INSTRUCTIONS FOR THE TASK =>
How many lines of these entries hold the string "JSON"? Reply with the number alone.

[Begin ENTRIES SHOWN]

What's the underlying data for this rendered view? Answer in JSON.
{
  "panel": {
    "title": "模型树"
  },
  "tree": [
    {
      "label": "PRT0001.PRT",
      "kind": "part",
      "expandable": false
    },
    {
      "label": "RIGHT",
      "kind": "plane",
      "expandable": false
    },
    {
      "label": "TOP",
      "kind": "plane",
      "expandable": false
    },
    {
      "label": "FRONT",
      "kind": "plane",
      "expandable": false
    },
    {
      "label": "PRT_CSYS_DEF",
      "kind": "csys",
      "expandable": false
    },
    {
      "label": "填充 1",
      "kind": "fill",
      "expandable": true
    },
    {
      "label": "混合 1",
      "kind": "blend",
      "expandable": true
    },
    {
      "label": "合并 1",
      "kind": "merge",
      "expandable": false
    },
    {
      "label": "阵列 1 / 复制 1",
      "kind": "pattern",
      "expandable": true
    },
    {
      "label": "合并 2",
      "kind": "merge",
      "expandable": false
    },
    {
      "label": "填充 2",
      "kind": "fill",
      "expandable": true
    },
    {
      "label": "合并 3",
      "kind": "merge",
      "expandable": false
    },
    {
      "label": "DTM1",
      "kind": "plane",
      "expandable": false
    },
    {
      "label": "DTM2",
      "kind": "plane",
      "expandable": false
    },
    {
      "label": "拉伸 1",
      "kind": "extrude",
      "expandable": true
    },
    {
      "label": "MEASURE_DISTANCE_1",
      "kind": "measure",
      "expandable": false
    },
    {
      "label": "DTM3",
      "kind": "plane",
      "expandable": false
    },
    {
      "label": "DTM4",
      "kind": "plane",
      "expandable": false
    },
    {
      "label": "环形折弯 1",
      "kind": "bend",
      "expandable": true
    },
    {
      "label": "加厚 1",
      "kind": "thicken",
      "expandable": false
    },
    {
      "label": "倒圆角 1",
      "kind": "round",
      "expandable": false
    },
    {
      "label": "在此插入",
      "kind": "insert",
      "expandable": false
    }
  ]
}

[End ENTRIES SHOWN]
[Begin ENTRIES SHOWN]

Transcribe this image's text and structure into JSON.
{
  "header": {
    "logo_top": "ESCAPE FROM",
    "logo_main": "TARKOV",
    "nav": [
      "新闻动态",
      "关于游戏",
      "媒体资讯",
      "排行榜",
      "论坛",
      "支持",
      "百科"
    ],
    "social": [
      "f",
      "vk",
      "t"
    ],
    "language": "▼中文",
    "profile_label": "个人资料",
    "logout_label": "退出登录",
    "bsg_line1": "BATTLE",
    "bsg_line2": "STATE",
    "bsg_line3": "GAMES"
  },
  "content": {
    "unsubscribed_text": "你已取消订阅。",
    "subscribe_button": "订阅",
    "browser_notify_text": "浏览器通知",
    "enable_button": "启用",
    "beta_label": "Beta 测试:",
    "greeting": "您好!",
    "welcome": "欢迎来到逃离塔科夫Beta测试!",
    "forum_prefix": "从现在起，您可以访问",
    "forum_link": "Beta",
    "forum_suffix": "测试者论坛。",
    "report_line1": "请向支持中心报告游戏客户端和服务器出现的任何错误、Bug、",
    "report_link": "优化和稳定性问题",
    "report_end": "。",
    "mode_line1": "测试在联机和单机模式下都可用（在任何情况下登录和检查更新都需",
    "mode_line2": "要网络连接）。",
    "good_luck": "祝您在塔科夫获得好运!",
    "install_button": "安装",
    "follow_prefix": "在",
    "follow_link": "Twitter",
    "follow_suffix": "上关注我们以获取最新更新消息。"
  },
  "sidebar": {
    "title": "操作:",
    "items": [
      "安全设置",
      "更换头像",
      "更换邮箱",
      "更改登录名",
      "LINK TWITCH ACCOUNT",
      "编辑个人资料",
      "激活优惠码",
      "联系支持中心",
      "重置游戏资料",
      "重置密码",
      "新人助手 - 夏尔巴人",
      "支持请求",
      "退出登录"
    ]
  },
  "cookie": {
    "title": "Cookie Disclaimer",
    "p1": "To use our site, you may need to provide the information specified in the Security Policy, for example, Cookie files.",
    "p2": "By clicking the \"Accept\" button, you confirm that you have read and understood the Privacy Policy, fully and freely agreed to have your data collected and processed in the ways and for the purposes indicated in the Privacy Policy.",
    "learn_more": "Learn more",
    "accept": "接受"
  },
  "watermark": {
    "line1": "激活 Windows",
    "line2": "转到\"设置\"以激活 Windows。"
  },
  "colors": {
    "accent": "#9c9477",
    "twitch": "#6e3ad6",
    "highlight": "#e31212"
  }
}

[End ENTRIES SHOWN]

PROBLEM SOLUTION =>
2